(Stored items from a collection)
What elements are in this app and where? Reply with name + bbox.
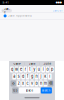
button[interactable]: w — [15, 66, 18, 72]
staticText: search — [42, 89, 51, 92]
button[interactable]: e — [19, 66, 23, 72]
button[interactable]: s — [17, 73, 20, 80]
button[interactable]: o — [46, 66, 49, 72]
button[interactable]: space — [19, 87, 40, 94]
button[interactable]: m — [44, 80, 47, 86]
staticText: Cancel — [52, 9, 62, 12]
button[interactable]: d — [21, 73, 25, 80]
staticText: b — [36, 81, 38, 86]
staticText: l — [49, 74, 50, 79]
staticText: ⇧ — [12, 82, 15, 85]
button[interactable]: c — [26, 80, 29, 86]
staticText: ⌫ — [49, 82, 53, 85]
button[interactable]: l — [48, 73, 52, 80]
staticText: k — [44, 74, 46, 79]
button[interactable]: f — [26, 73, 29, 80]
button[interactable]: a — [12, 73, 16, 80]
staticText: “Jane” — [13, 62, 21, 65]
button[interactable]: z — [17, 80, 20, 86]
staticText: x — [22, 81, 24, 86]
staticText: a — [13, 74, 15, 79]
button[interactable]: ⌫ — [48, 80, 53, 86]
staticText: e — [20, 67, 22, 72]
staticText: space — [26, 89, 34, 92]
staticText: r — [25, 67, 26, 72]
button[interactable]: n — [39, 80, 43, 86]
button[interactable]: search — [41, 87, 52, 94]
button[interactable]: g — [30, 73, 34, 80]
staticText: d — [22, 74, 24, 79]
button[interactable]: i — [41, 66, 45, 72]
staticText: h — [36, 74, 38, 79]
staticText: p — [51, 67, 53, 72]
staticText: m — [44, 81, 47, 86]
button[interactable]: Jane Appleseed — [0, 13, 64, 19]
staticText: s — [18, 74, 20, 79]
staticText: u — [38, 67, 40, 72]
staticText: Jane Appleseed — [8, 14, 32, 18]
button[interactable]: v — [30, 80, 34, 86]
staticText: f — [27, 74, 28, 79]
button[interactable]: k — [44, 73, 47, 80]
button[interactable]: Cancel — [52, 9, 64, 12]
button[interactable]: b — [35, 80, 38, 86]
staticText: o — [47, 67, 49, 72]
staticText: i — [43, 67, 44, 72]
button[interactable]: x — [21, 80, 25, 86]
button[interactable]: r — [24, 66, 27, 72]
staticText: g — [31, 74, 33, 79]
button[interactable]: u — [37, 66, 40, 72]
staticText: c — [27, 81, 29, 86]
staticText: ⌕ — [2, 9, 3, 12]
staticText: v — [31, 81, 33, 86]
staticText: q — [11, 67, 13, 72]
button[interactable]: t — [28, 66, 32, 72]
staticText: n — [40, 81, 42, 86]
button[interactable]: p — [50, 66, 54, 72]
button[interactable]: q — [10, 66, 14, 72]
staticText: y — [33, 67, 35, 72]
staticText: Jane — [29, 62, 36, 65]
button[interactable]: y — [32, 66, 36, 72]
staticText: 9:41 — [2, 1, 8, 4]
staticText: Jane — [4, 7, 10, 14]
button[interactable]: h — [35, 73, 38, 80]
staticText: t — [29, 67, 30, 72]
staticText: June — [44, 62, 52, 65]
staticText: z — [18, 81, 20, 86]
button[interactable]: ⇧ — [11, 80, 16, 86]
button[interactable]: j — [39, 73, 43, 80]
staticText: j — [40, 74, 41, 79]
staticText: w — [15, 67, 18, 72]
staticText: ●●● — [56, 1, 62, 4]
staticText: 123 — [13, 89, 18, 92]
button[interactable]: 123 — [12, 87, 18, 94]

WHAT YOU HAVE TO DO: Reproduce all of the data above, swapping "Cancel" for "Done" wherever it occurs and keeping every other line the same. Omit the pictures from your answer.

EXERCISE RESULT:
What elements are in this app and where? Reply with name + bbox.
button[interactable]: w — [15, 66, 18, 72]
staticText: search — [42, 89, 51, 92]
button[interactable]: e — [19, 66, 23, 72]
button[interactable]: s — [17, 73, 20, 80]
button[interactable]: o — [46, 66, 49, 72]
button[interactable]: space — [19, 87, 40, 94]
button[interactable]: m — [44, 80, 47, 86]
staticText: Done — [52, 9, 62, 12]
button[interactable]: d — [21, 73, 25, 80]
staticText: b — [36, 81, 38, 86]
staticText: l — [49, 74, 50, 79]
staticText: ⇧ — [12, 82, 15, 85]
button[interactable]: c — [26, 80, 29, 86]
staticText: ⌫ — [49, 82, 53, 85]
button[interactable]: l — [48, 73, 52, 80]
staticText: k — [44, 74, 46, 79]
button[interactable]: f — [26, 73, 29, 80]
button[interactable]: a — [12, 73, 16, 80]
staticText: “Jane” — [13, 62, 21, 65]
button[interactable]: z — [17, 80, 20, 86]
staticText: x — [22, 81, 24, 86]
staticText: a — [13, 74, 15, 79]
button[interactable]: ⌫ — [48, 80, 53, 86]
staticText: e — [20, 67, 22, 72]
staticText: space — [26, 89, 34, 92]
staticText: r — [25, 67, 26, 72]
button[interactable]: n — [39, 80, 43, 86]
button[interactable]: search — [41, 87, 52, 94]
button[interactable]: g — [30, 73, 34, 80]
staticText: d — [22, 74, 24, 79]
button[interactable]: i — [41, 66, 45, 72]
staticText: h — [36, 74, 38, 79]
staticText: p — [51, 67, 53, 72]
staticText: m — [44, 81, 47, 86]
button[interactable]: Jane Appleseed — [0, 13, 64, 19]
staticText: s — [18, 74, 20, 79]
staticText: u — [38, 67, 40, 72]
staticText: Jane Appleseed — [8, 14, 32, 18]
button[interactable]: v — [30, 80, 34, 86]
staticText: f — [27, 74, 28, 79]
button[interactable]: k — [44, 73, 47, 80]
button[interactable]: Done — [52, 9, 64, 12]
button[interactable]: b — [35, 80, 38, 86]
staticText: o — [47, 67, 49, 72]
staticText: i — [43, 67, 44, 72]
button[interactable]: x — [21, 80, 25, 86]
button[interactable]: r — [24, 66, 27, 72]
staticText: g — [31, 74, 33, 79]
button[interactable]: u — [37, 66, 40, 72]
staticText: c — [27, 81, 29, 86]
staticText: ⌕ — [2, 9, 3, 12]
staticText: v — [31, 81, 33, 86]
staticText: q — [11, 67, 13, 72]
button[interactable]: t — [28, 66, 32, 72]
staticText: n — [40, 81, 42, 86]
button[interactable]: p — [50, 66, 54, 72]
button[interactable]: q — [10, 66, 14, 72]
staticText: y — [33, 67, 35, 72]
staticText: Jane — [29, 62, 36, 65]
button[interactable]: y — [32, 66, 36, 72]
staticText: 9:41 — [2, 1, 8, 4]
staticText: Jane — [4, 7, 10, 14]
button[interactable]: h — [35, 73, 38, 80]
staticText: t — [29, 67, 30, 72]
staticText: June — [44, 62, 52, 65]
staticText: z — [18, 81, 20, 86]
button[interactable]: ⇧ — [11, 80, 16, 86]
button[interactable]: j — [39, 73, 43, 80]
staticText: j — [40, 74, 41, 79]
staticText: w — [15, 67, 18, 72]
staticText: ●●● — [56, 1, 62, 4]
staticText: 123 — [13, 89, 18, 92]
button[interactable]: 123 — [12, 87, 18, 94]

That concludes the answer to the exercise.